DATA FOR PROCESSING -
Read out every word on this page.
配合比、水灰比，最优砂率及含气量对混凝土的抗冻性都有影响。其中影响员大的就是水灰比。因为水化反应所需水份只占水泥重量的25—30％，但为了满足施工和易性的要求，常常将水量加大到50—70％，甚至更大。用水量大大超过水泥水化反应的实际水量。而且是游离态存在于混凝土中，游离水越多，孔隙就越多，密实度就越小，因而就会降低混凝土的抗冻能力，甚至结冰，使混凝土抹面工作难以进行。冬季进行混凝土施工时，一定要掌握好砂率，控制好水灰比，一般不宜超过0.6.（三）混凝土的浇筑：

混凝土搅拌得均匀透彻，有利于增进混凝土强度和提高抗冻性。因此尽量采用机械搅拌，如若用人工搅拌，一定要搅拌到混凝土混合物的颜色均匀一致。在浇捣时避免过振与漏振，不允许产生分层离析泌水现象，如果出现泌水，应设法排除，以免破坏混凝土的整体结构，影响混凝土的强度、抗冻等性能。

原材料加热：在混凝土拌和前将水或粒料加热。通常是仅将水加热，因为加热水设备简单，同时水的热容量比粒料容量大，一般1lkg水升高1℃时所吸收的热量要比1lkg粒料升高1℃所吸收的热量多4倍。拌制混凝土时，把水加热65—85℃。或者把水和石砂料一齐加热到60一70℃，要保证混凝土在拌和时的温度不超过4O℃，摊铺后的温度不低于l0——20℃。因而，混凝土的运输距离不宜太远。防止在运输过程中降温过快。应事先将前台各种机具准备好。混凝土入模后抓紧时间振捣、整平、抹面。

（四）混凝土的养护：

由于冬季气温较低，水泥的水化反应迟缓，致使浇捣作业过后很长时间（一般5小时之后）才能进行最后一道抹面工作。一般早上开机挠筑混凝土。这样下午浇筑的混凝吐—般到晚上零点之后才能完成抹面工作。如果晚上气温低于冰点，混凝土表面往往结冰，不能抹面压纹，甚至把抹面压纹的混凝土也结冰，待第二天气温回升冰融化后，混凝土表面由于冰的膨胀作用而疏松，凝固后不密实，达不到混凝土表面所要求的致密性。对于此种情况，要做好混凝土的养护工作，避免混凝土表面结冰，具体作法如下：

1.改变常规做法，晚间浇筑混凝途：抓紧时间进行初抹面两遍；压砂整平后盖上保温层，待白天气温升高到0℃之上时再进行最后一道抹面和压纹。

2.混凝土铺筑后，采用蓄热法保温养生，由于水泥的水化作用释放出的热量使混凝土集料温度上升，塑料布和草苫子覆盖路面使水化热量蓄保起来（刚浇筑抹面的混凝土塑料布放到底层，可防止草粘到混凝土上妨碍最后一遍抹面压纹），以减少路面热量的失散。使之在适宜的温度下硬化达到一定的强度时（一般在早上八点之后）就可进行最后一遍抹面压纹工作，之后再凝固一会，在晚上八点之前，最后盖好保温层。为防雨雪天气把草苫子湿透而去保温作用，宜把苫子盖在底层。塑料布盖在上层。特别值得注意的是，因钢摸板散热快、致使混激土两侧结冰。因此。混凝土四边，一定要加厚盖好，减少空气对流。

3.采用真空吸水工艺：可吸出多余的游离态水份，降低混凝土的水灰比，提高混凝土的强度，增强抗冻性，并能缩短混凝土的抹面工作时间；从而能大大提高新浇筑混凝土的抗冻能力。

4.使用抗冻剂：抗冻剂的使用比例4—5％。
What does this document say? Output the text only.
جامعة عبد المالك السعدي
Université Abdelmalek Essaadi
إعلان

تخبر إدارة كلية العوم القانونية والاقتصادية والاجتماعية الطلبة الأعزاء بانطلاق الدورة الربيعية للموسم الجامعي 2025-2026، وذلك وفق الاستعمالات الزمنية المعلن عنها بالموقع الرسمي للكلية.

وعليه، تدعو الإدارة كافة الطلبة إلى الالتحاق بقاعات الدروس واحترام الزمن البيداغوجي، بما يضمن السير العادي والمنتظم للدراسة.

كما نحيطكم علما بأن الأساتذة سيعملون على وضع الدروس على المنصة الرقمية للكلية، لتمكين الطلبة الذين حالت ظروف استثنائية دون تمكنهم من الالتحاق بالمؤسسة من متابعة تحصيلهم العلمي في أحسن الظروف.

TASK DESCRIPTION -
Extract every record. Keep wording exact.

RESULT OF THE EXERCISE -
Read out every word on this page.
配合比、水灰比，最优砂率及含气量对混凝土的抗冻性都有影响。其中影响员大的就是水灰比。因为水化反应所需水份只占水泥重量的25—30％，但为了满足施工和易性的要求，常常将水量加大到50—70％，甚至更大。用水量大大超过水泥水化反应的实际水量。而且是游离态存在于混凝土中，游离水越多，孔隙就越多，密实度就越小，因而就会降低混凝土的抗冻能力，甚至结冰，使混凝土抹面工作难以进行。冬季进行混凝土施工时，一定要掌握好砂率，控制好水灰比，一般不宜超过0.6.（三）混凝土的浇筑：

混凝土搅拌得均匀透彻，有利于增进混凝土强度和提高抗冻性。因此尽量采用机械搅拌，如若用人工搅拌，一定要搅拌到混凝土混合物的颜色均匀一致。在浇捣时避免过振与漏振，不允许产生分层离析泌水现象，如果出现泌水，应设法排除，以免破坏混凝土的整体结构，影响混凝土的强度、抗冻等性能。

原材料加热：在混凝土拌和前将水或粒料加热。通常是仅将水加热，因为加热水设备简单，同时水的热容量比粒料容量大，一般1lkg水升高1℃时所吸收的热量要比1lkg粒料升高1℃所吸收的热量多4倍。拌制混凝土时，把水加热65—85℃。或者把水和石砂料一齐加热到60一70℃，要保证混凝土在拌和时的温度不超过4O℃，摊铺后的温度不低于l0——20℃。因而，混凝土的运输距离不宜太远。防止在运输过程中降温过快。应事先将前台各种机具准备好。混凝土入模后抓紧时间振捣、整平、抹面。

（四）混凝土的养护：

由于冬季气温较低，水泥的水化反应迟缓，致使浇捣作业过后很长时间（一般5小时之后）才能进行最后一道抹面工作。一般早上开机挠筑混凝土。这样下午浇筑的混凝吐—般到晚上零点之后才能完成抹面工作。如果晚上气温低于冰点，混凝土表面往往结冰，不能抹面压纹，甚至把抹面压纹的混凝土也结冰，待第二天气温回升冰融化后，混凝土表面由于冰的膨胀作用而疏松，凝固后不密实，达不到混凝土表面所要求的致密性。对于此种情况，要做好混凝土的养护工作，避免混凝土表面结冰，具体作法如下：

1.改变常规做法，晚间浇筑混凝途：抓紧时间进行初抹面两遍；压砂整平后盖上保温层，待白天气温升高到0℃之上时再进行最后一道抹面和压纹。

2.混凝土铺筑后，采用蓄热法保温养生，由于水泥的水化作用释放出的热量使混凝土集料温度上升，塑料布和草苫子覆盖路面使水化热量蓄保起来（刚浇筑抹面的混凝土塑料布放到底层，可防止草粘到混凝土上妨碍最后一遍抹面压纹），以减少路面热量的失散。使之在适宜的温度下硬化达到一定的强度时（一般在早上八点之后）就可进行最后一遍抹面压纹工作，之后再凝固一会，在晚上八点之前，最后盖好保温层。为防雨雪天气把草苫子湿透而去保温作用，宜把苫子盖在底层。塑料布盖在上层。特别值得注意的是，因钢摸板散热快、致使混激土两侧结冰。因此。混凝土四边，一定要加厚盖好，减少空气对流。

3.采用真空吸水工艺：可吸出多余的游离态水份，降低混凝土的水灰比，提高混凝土的强度，增强抗冻性，并能缩短混凝土的抹面工作时间；从而能大大提高新浇筑混凝土的抗冻能力。

4.使用抗冻剂：抗冻剂的使用比例4—5％。
What does this document say? Output the text only.
جامعة عبد المالك السعدي
Université Abdelmalek Essaadi
إعلان

تخبر إدارة كلية العوم القانونية والاقتصادية والاجتماعية الطلبة الأعزاء بانطلاق الدورة الربيعية للموسم الجامعي 2025-2026، وذلك وفق الاستعمالات الزمنية المعلن عنها بالموقع الرسمي للكلية.

وعليه، تدعو الإدارة كافة الطلبة إلى الالتحاق بقاعات الدروس واحترام الزمن البيداغوجي، بما يضمن السير العادي والمنتظم للدراسة.

كما نحيطكم علما بأن الأساتذة سيعملون على وضع الدروس على المنصة الرقمية للكلية، لتمكين الطلبة الذين حالت ظروف استثنائية دون تمكنهم من الالتحاق بالمؤسسة من متابعة تحصيلهم العلمي في أحسن الظروف.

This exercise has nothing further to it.